■ What the exercise asks: Type out the records that follow, exactly as given.

■ Records for the task:
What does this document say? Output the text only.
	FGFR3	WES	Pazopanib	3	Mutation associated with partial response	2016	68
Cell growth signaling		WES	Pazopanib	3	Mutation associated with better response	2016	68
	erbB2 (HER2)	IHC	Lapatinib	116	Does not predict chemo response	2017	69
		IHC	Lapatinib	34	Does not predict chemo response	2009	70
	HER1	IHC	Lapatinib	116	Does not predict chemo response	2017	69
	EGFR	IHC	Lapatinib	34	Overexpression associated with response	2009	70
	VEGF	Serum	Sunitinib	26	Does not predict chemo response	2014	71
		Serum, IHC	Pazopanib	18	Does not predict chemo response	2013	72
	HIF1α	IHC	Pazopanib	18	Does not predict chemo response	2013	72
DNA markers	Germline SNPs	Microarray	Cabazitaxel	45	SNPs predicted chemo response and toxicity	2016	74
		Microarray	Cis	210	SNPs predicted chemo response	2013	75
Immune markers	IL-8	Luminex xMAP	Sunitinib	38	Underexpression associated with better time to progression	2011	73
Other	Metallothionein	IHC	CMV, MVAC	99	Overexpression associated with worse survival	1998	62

■ Completed task:
What does this document say? Output the text only.
	FGFR3	WES	Pazopanib	3	Mutation associated with partial response	2016	68
Cell growth signaling		WES	Pazopanib	3	Mutation associated with better response	2016	68
	erbB2 (HER2)	IHC	Lapatinib	116	Does not predict chemo response	2017	69
		IHC	Lapatinib	34	Does not predict chemo response	2009	70
	HER1	IHC	Lapatinib	116	Does not predict chemo response	2017	69
	EGFR	IHC	Lapatinib	34	Overexpression associated with response	2009	70
	VEGF	Serum	Sunitinib	26	Does not predict chemo response	2014	71
		Serum, IHC	Pazopanib	18	Does not predict chemo response	2013	72
	HIF1α	IHC	Pazopanib	18	Does not predict chemo response	2013	72
DNA markers	Germline SNPs	Microarray	Cabazitaxel	45	SNPs predicted chemo response and toxicity	2016	74
		Microarray	Cis	210	SNPs predicted chemo response	2013	75
Immune markers	IL-8	Luminex xMAP	Sunitinib	38	Underexpression associated with better time to progression	2011	73
Other	Metallothionein	IHC	CMV, MVAC	99	Overexpression associated with worse survival	1998	62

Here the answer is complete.